▶ [WHAT YOU HAVE TO DO]:
Please return every line of the items below as a JSON list of strings, one string per line, with blank lines omitted and the pictures left out.

------

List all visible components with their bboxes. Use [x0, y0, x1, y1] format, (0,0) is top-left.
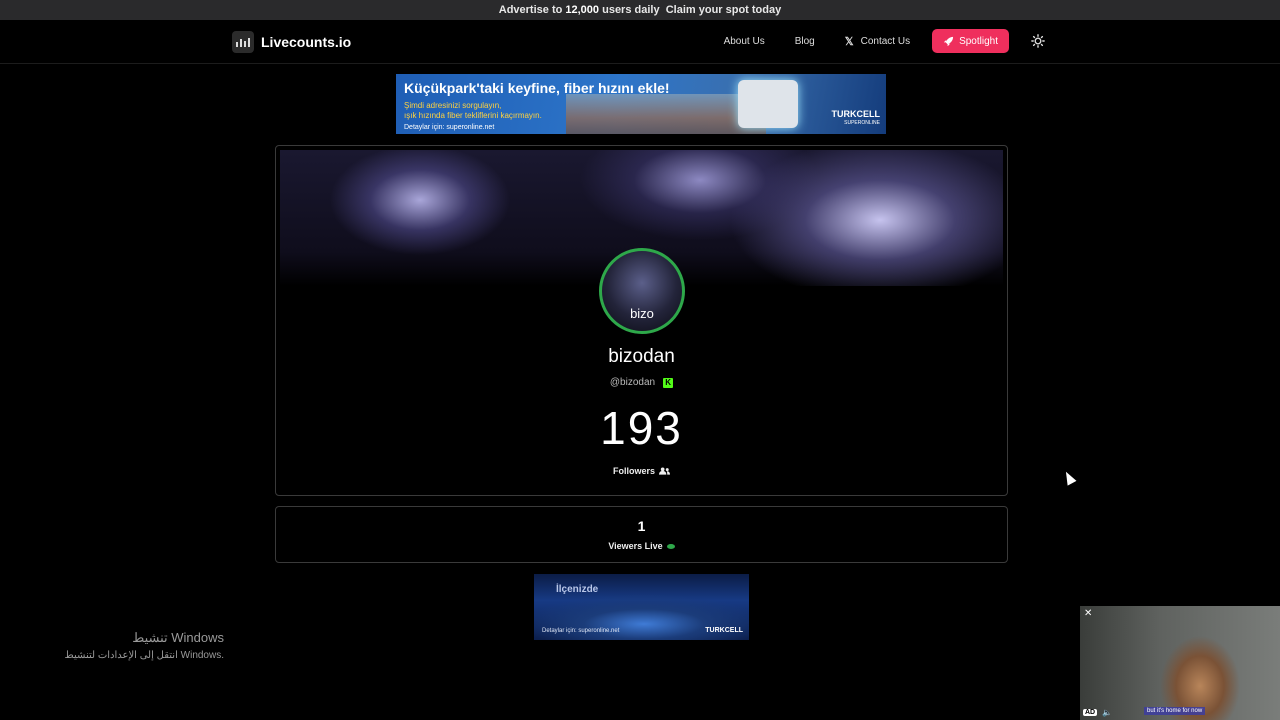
announcement-cta[interactable]: Claim your spot today	[666, 4, 782, 16]
viewers-label: Viewers Live	[608, 541, 663, 551]
profile-handle: @bizodan	[609, 377, 656, 388]
ad-city-image	[566, 94, 766, 134]
watermark-line-1: تنشيط Windows	[132, 630, 224, 645]
video-ad-player[interactable]: ✕ AD 🔈 but it's home for now	[1080, 606, 1280, 720]
watermark-line-2: انتقل إلى الإعدادات لتنشيط Windows.	[64, 650, 224, 661]
nav-links: About Us Blog 𝕏 Contact Us Spotlight	[694, 28, 1045, 54]
kick-icon[interactable]: K	[663, 377, 674, 388]
eye-icon	[666, 543, 675, 549]
top-ad-banner[interactable]: Küçükpark'taki keyfine, fiber hızını ekl…	[396, 74, 886, 134]
users-icon	[659, 467, 670, 475]
ad-router-image	[738, 80, 798, 128]
viewers-label-row: Viewers Live	[276, 541, 1007, 551]
header: Livecounts.io About Us Blog 𝕏 Contact Us…	[0, 20, 1280, 64]
announcement-suffix: users daily	[599, 4, 660, 16]
rocket-icon	[943, 36, 954, 46]
ad-line-1: Şimdi adresinizi sorgulayın,	[404, 101, 502, 110]
ad-brand-sub: SUPERONLINE	[844, 120, 880, 126]
video-caption: but it's home for now	[1144, 707, 1206, 715]
ad-brand-logo: TURKCELL SUPERONLINE	[832, 110, 881, 128]
ad-line-2: ışık hızında fiber tekliflerini kaçırmay…	[404, 111, 542, 120]
x-logo-icon: 𝕏	[844, 35, 854, 48]
spotlight-label: Spotlight	[959, 35, 998, 47]
ad-headline: Küçükpark'taki keyfine, fiber hızını ekl…	[404, 80, 670, 96]
nav-blog-link[interactable]: Blog	[795, 36, 815, 47]
mouse-cursor-icon	[1061, 469, 1077, 486]
follower-count: 193	[600, 402, 683, 454]
windows-activation-watermark: تنشيط Windows انتقل إلى الإعدادات لتنشيط…	[60, 630, 224, 661]
bottom-ad-title: İlçenizde	[556, 584, 599, 595]
avatar: bizo	[599, 248, 685, 334]
profile-handle-row: @bizodan K	[276, 377, 1007, 388]
close-icon[interactable]: ✕	[1084, 608, 1092, 619]
theme-toggle-sun-icon[interactable]	[1031, 34, 1045, 48]
viewers-count: 1	[637, 518, 646, 534]
logo[interactable]: Livecounts.io	[232, 31, 351, 53]
bottom-ad-small: Detaylar için: superonline.net	[542, 628, 620, 634]
avatar-text: bizo	[630, 306, 654, 321]
ad-line-3: Detaylar için: superonline.net	[404, 124, 495, 131]
announcement-prefix: Advertise to	[498, 4, 566, 16]
profile-name: bizodan	[608, 346, 675, 367]
bottom-ad-banner[interactable]: İlçenizde Detaylar için: superonline.net…	[534, 574, 749, 640]
viewers-card: 1 Viewers Live	[275, 506, 1008, 563]
ad-badge: AD	[1083, 709, 1098, 716]
followers-label: Followers	[612, 466, 655, 476]
nav-about-link[interactable]: About Us	[724, 36, 765, 47]
ad-brand: TURKCELL	[831, 109, 881, 119]
logo-text: Livecounts.io	[261, 34, 352, 50]
announcement-users: 12,000	[565, 4, 600, 16]
followers-label-row: Followers	[276, 466, 1007, 476]
spotlight-button[interactable]: Spotlight	[932, 29, 1009, 53]
nav-contact-link[interactable]: 𝕏 Contact Us	[845, 35, 910, 48]
logo-icon	[232, 31, 254, 53]
bottom-ad-brand: TURKCELL	[705, 627, 743, 634]
nav-contact-label: Contact Us	[860, 35, 911, 47]
announcement-bar[interactable]: Advertise to 12,000 users daily Claim yo…	[0, 0, 1280, 20]
profile-card: bizo bizodan @bizodan K 193 Followers	[275, 145, 1008, 496]
volume-icon[interactable]: 🔈	[1102, 708, 1112, 717]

------

▶ [REPLY]:
[
  "List all visible components with their bboxes. Use [x0, y0, x1, y1] format, (0,0) is top-left.",
  "announcement-cta[interactable]: Claim your spot today\t[666, 4, 782, 16]",
  "viewers-label: Viewers Live\t[608, 541, 663, 551]",
  "profile-handle: @bizodan\t[609, 377, 656, 388]",
  "ad-city-image\t[566, 94, 766, 134]",
  "watermark-line-1: تنشيط Windows\t[132, 630, 224, 645]",
  "video-ad-player[interactable]: ✕ AD 🔈 but it's home for now\t[1080, 606, 1280, 720]",
  "watermark-line-2: انتقل إلى الإعدادات لتنشيط Windows.\t[64, 650, 224, 661]",
  "nav-links: About Us Blog 𝕏 Contact Us Spotlight\t[694, 28, 1045, 54]",
  "kick-icon[interactable]: K\t[663, 377, 674, 388]",
  "eye-icon\t[666, 543, 675, 549]",
  "top-ad-banner[interactable]: Küçükpark'taki keyfine, fiber hızını ekl…\t[396, 74, 886, 134]",
  "users-icon\t[659, 467, 670, 475]",
  "ad-router-image\t[738, 80, 798, 128]",
  "viewers-label-row: Viewers Live\t[276, 541, 1007, 551]",
  "header: Livecounts.io About Us Blog 𝕏 Contact Us…\t[0, 20, 1280, 64]",
  "announcement-suffix: users daily\t[599, 4, 660, 16]",
  "rocket-icon\t[943, 36, 954, 46]",
  "ad-line-1: Şimdi adresinizi sorgulayın,\t[404, 101, 502, 110]",
  "ad-brand-sub: SUPERONLINE\t[844, 120, 880, 126]",
  "video-caption: but it's home for now\t[1144, 707, 1206, 715]",
  "ad-brand-logo: TURKCELL SUPERONLINE\t[832, 110, 881, 128]",
  "ad-line-2: ışık hızında fiber tekliflerini kaçırmay…\t[404, 111, 542, 120]",
  "x-logo-icon: 𝕏\t[844, 35, 854, 48]",
  "spotlight-label: Spotlight\t[959, 35, 998, 47]",
  "ad-headline: Küçükpark'taki keyfine, fiber hızını ekl…\t[404, 80, 670, 96]",
  "nav-blog-link[interactable]: Blog\t[795, 36, 815, 47]",
  "mouse-cursor-icon\t[1061, 469, 1077, 486]",
  "follower-count: 193\t[600, 402, 683, 454]",
  "windows-activation-watermark: تنشيط Windows انتقل إلى الإعدادات لتنشيط…\t[60, 630, 224, 661]",
  "bottom-ad-title: İlçenizde\t[556, 584, 599, 595]",
  "avatar: bizo\t[599, 248, 685, 334]",
  "profile-handle-row: @bizodan K\t[276, 377, 1007, 388]",
  "close-icon[interactable]: ✕\t[1084, 608, 1092, 619]",
  "theme-toggle-sun-icon[interactable]\t[1031, 34, 1045, 48]",
  "viewers-count: 1\t[637, 518, 646, 534]",
  "logo[interactable]: Livecounts.io\t[232, 31, 351, 53]",
  "bottom-ad-small: Detaylar için: superonline.net\t[542, 628, 620, 634]",
  "avatar-text: bizo\t[630, 306, 654, 321]",
  "ad-line-3: Detaylar için: superonline.net\t[404, 124, 495, 131]",
  "announcement-prefix: Advertise to\t[498, 4, 566, 16]",
  "profile-name: bizodan\t[608, 346, 675, 367]",
  "bottom-ad-banner[interactable]: İlçenizde Detaylar için: superonline.net…\t[534, 574, 749, 640]",
  "viewers-card: 1 Viewers Live\t[275, 506, 1008, 563]",
  "ad-badge: AD\t[1083, 709, 1098, 716]",
  "followers-label: Followers\t[612, 466, 655, 476]",
  "nav-about-link[interactable]: About Us\t[724, 36, 765, 47]",
  "ad-brand: TURKCELL\t[831, 109, 881, 119]",
  "logo-text: Livecounts.io\t[261, 34, 352, 50]",
  "announcement-users: 12,000\t[565, 4, 600, 16]",
  "followers-label-row: Followers\t[276, 466, 1007, 476]",
  "spotlight-button[interactable]: Spotlight\t[932, 29, 1009, 53]",
  "nav-contact-link[interactable]: 𝕏 Contact Us\t[845, 35, 910, 48]",
  "logo-icon\t[232, 31, 254, 53]",
  "bottom-ad-brand: TURKCELL\t[705, 627, 743, 634]",
  "nav-contact-label: Contact Us\t[860, 35, 911, 47]",
  "announcement-bar[interactable]: Advertise to 12,000 users daily Claim yo…\t[0, 0, 1280, 20]",
  "profile-card: bizo bizodan @bizodan K 193 Followers\t[275, 145, 1008, 496]",
  "volume-icon[interactable]: 🔈\t[1102, 708, 1112, 717]"
]